[Collection entries]
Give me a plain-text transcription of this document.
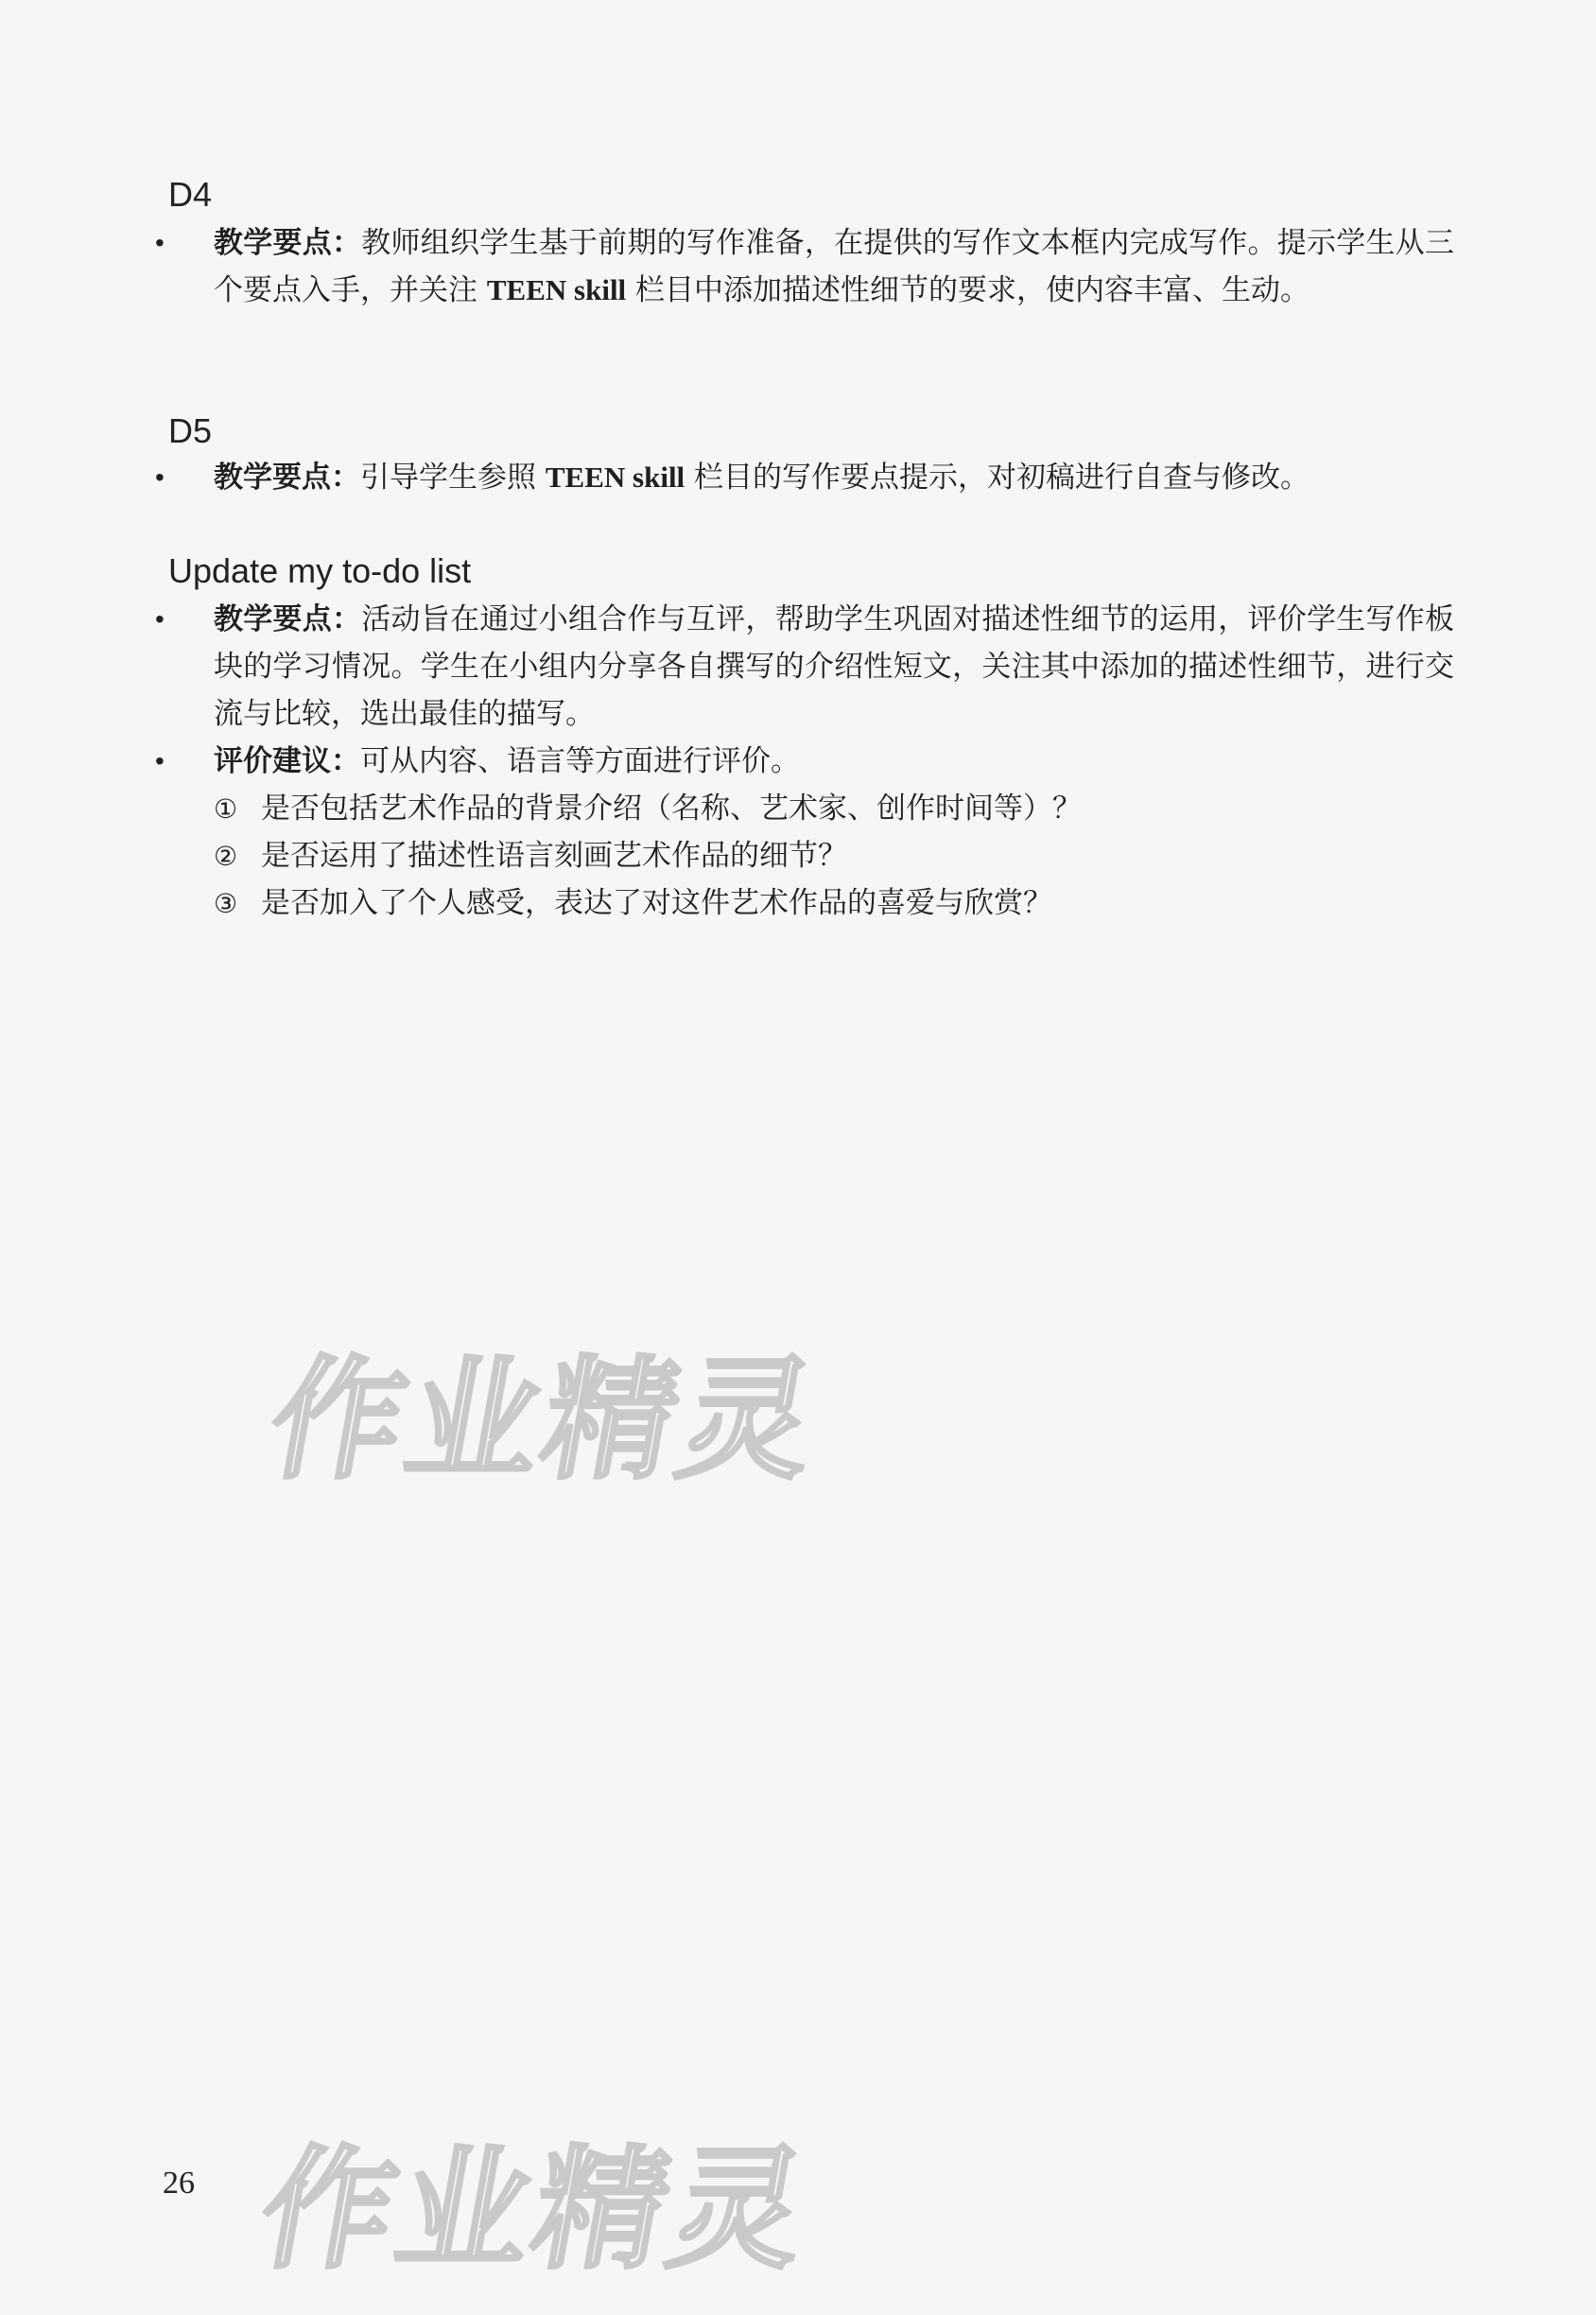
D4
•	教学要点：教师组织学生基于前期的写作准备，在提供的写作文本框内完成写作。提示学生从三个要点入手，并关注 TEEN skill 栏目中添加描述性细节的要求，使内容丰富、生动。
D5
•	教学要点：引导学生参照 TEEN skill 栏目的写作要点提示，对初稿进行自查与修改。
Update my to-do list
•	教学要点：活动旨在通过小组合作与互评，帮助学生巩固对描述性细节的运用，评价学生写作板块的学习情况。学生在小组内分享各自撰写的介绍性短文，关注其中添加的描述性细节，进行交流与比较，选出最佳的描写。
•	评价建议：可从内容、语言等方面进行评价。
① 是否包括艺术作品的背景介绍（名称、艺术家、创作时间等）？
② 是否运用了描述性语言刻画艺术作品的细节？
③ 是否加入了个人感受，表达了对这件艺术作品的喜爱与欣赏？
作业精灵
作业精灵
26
...
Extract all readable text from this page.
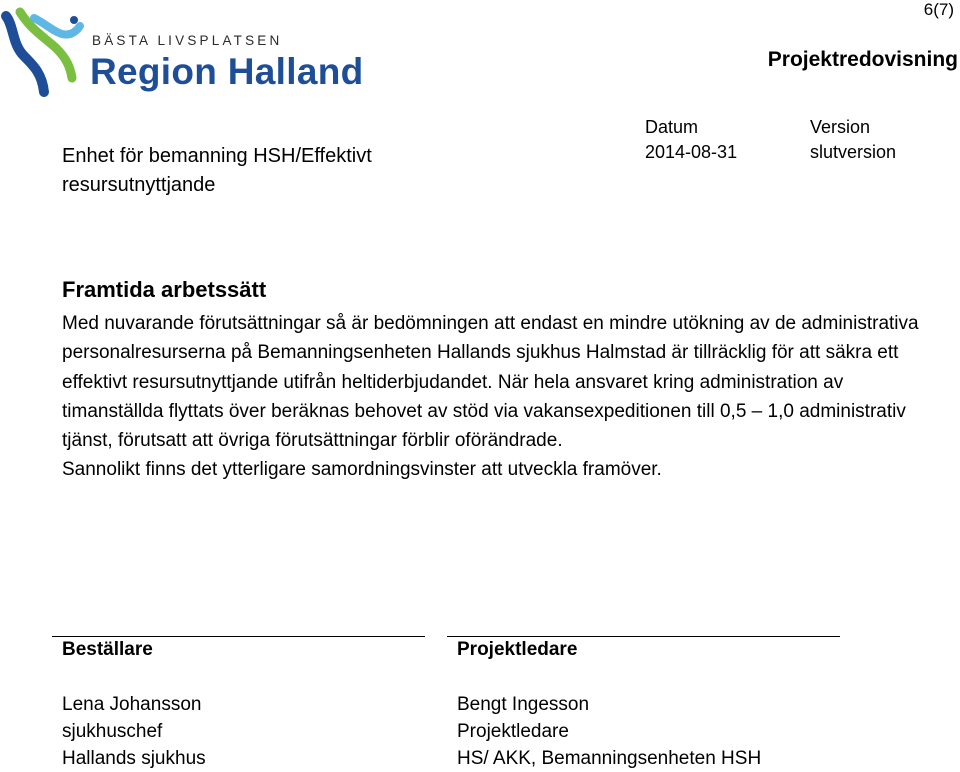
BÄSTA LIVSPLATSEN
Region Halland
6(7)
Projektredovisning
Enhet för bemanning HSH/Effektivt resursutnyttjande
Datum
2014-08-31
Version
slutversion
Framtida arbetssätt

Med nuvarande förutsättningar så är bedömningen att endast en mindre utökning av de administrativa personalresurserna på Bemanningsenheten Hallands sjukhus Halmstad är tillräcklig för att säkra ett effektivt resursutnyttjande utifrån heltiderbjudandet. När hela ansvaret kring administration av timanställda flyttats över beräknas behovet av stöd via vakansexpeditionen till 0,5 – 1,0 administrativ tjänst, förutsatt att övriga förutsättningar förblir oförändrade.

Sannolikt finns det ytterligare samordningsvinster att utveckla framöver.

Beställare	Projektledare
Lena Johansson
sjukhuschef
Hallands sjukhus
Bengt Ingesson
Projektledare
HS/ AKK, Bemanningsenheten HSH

Job:
Check each line above for "text" and return the ones that have it.

Output for this task:
Give me a plain-text transcription of this document.
Extract all readable text from this page.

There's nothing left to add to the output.